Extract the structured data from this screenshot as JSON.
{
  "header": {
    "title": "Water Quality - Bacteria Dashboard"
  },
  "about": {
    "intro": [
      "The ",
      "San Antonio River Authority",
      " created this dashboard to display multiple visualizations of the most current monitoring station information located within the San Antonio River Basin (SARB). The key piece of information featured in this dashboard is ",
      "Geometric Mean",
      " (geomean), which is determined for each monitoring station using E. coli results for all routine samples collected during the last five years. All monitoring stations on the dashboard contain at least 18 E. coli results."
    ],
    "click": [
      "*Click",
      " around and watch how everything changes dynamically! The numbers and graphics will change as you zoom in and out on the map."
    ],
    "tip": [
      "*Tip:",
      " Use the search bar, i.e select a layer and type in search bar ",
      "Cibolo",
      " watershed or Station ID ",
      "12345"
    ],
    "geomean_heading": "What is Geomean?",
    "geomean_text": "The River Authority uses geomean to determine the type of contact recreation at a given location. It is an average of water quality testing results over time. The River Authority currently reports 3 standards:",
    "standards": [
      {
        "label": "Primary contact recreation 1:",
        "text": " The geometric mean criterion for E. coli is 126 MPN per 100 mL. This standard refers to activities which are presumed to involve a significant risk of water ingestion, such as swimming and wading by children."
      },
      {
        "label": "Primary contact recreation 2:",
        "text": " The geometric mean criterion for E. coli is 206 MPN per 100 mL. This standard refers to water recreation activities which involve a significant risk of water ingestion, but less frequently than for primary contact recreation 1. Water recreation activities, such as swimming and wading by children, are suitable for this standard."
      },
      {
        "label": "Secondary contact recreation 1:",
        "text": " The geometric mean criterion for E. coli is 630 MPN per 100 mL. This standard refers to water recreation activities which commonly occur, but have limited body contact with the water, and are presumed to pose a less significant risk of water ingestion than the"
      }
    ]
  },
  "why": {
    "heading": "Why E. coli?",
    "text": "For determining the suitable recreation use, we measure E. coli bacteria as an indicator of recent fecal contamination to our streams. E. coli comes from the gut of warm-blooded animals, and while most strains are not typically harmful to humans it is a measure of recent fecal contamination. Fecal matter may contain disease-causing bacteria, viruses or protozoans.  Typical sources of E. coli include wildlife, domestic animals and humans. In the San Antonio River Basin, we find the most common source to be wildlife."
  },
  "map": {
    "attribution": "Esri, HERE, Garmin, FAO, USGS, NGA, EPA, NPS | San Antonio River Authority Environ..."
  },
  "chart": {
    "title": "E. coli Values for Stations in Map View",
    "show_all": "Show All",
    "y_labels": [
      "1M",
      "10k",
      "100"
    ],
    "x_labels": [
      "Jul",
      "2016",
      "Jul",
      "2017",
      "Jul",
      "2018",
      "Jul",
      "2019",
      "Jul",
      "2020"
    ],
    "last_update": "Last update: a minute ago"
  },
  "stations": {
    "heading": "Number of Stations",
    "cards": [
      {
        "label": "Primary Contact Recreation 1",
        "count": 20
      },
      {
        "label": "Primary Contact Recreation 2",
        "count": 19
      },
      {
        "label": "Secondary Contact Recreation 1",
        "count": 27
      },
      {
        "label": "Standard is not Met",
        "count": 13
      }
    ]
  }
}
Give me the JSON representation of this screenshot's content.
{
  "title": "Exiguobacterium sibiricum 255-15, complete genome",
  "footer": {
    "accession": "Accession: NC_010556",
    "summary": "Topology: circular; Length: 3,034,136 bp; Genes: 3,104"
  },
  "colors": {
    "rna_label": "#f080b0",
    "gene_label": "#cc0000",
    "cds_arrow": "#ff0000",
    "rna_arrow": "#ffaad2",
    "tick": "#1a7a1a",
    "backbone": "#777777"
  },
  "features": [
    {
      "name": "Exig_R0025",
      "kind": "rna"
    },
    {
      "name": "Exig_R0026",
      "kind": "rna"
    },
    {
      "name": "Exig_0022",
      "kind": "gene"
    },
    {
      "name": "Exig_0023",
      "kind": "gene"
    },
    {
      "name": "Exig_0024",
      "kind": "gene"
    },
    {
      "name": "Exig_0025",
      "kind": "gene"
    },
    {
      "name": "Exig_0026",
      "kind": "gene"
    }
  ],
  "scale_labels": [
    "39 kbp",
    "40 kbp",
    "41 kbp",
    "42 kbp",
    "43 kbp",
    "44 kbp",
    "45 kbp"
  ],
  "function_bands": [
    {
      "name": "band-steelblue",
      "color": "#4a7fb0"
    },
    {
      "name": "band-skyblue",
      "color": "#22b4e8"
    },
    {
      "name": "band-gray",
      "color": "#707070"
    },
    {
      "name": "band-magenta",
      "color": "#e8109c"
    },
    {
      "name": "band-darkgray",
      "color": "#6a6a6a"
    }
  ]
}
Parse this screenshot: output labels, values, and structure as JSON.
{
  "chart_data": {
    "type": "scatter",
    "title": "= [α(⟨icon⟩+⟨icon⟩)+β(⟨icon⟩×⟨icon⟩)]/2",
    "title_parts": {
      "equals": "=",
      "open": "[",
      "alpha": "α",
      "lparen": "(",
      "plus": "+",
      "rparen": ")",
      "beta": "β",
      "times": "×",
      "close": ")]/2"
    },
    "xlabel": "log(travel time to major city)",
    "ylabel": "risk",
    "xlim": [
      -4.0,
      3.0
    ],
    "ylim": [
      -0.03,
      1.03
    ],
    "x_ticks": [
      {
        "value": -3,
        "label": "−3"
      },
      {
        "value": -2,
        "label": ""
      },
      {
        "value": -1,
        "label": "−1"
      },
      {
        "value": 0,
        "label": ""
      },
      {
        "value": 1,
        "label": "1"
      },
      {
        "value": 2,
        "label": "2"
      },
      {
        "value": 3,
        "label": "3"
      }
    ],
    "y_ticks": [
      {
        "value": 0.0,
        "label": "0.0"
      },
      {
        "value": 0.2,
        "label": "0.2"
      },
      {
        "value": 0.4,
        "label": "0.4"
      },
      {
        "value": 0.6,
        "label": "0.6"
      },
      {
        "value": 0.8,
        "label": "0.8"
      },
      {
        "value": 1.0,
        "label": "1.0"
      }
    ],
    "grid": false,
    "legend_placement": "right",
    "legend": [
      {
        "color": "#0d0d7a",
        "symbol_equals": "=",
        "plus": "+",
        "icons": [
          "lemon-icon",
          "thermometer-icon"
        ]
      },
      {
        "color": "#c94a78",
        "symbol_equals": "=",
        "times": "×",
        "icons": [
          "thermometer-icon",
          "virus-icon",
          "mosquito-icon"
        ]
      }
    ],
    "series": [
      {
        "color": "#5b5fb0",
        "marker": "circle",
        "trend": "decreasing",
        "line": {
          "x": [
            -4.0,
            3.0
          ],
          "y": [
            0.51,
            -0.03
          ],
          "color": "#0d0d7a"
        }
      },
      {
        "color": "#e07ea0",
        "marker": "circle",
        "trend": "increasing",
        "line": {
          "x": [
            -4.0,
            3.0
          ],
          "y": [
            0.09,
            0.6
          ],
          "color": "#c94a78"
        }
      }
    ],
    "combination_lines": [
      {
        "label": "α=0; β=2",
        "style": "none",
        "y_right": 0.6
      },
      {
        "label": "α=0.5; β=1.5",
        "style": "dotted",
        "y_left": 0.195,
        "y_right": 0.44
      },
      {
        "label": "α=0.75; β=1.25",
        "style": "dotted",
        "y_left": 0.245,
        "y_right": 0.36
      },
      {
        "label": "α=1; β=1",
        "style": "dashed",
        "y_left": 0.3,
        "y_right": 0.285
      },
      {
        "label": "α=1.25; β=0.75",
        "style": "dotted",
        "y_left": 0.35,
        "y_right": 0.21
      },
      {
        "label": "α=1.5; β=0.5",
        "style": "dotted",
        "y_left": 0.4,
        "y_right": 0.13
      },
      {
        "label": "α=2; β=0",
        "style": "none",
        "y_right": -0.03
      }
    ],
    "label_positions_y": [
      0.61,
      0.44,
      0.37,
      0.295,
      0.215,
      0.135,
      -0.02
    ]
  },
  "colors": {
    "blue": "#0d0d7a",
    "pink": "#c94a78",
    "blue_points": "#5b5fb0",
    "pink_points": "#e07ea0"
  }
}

_ _ _ _

Exercise:
Every line above carrying the word "less" needs to be shown.

Finished task:
        "text": " The geometric mean criterion for E. coli is 206 MPN per 100 mL. This standard refers to water recreation activities which involve a significant risk of water ingestion, but less frequently than for primary contact recreation 1. Water recreation activities, such as swimming and wading by children, are suitable for this standard."
        "text": " The geometric mean criterion for E. coli is 630 MPN per 100 mL. This standard refers to water recreation activities which commonly occur, but have limited body contact with the water, and are presumed to pose a less significant risk of water ingestion than the"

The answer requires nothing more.